=== Records for this exercise ===
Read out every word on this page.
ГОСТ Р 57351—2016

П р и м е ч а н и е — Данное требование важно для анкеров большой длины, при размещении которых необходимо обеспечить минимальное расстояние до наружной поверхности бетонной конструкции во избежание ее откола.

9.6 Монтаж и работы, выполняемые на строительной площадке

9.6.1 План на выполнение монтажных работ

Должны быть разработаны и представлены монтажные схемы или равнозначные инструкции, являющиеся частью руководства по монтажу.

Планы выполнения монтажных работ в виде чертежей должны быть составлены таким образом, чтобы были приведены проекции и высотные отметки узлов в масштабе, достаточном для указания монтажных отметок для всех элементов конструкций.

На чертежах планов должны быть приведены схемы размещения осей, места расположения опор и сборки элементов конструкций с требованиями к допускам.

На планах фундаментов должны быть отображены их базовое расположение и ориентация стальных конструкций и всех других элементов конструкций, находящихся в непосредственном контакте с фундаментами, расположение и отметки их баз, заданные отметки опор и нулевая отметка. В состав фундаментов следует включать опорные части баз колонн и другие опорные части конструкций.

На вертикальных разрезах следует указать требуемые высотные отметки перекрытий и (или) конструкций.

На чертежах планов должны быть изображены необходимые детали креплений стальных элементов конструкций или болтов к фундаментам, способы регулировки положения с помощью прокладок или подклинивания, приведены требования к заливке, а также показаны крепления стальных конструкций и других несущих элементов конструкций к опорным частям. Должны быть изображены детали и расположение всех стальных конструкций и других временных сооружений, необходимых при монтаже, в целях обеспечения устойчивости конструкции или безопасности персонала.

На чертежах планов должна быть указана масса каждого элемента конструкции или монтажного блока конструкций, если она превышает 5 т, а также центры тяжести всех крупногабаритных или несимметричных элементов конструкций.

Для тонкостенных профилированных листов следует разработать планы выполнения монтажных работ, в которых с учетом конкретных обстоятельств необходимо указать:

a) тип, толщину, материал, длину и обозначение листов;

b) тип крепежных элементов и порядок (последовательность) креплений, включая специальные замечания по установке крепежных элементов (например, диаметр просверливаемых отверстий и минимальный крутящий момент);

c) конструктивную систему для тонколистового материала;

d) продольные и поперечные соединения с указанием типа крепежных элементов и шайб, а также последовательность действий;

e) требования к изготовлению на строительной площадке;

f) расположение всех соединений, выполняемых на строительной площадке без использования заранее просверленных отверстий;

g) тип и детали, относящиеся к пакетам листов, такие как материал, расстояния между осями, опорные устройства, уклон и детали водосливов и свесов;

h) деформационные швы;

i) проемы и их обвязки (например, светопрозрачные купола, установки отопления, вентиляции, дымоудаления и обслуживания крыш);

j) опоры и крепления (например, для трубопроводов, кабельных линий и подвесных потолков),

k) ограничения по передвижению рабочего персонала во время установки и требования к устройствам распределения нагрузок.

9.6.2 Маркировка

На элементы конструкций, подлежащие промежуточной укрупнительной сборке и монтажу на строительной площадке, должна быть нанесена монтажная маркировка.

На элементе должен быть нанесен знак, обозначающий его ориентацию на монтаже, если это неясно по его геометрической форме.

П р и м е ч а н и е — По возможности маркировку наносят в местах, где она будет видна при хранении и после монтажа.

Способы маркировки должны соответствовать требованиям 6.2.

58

=== What you will do ===
From the listing above, pick out each line where the word "необходимо" appears.

=== Output of the exercise ===
П р и м е ч а н и е — Данное требование важно для анкеров большой длины, при размещении которых необходимо обеспечить минимальное расстояние до наружной поверхности бетонной конструкции во избежание ее откола.
Для тонкостенных профилированных листов следует разработать планы выполнения монтажных работ, в которых с учетом конкретных обстоятельств необходимо указать:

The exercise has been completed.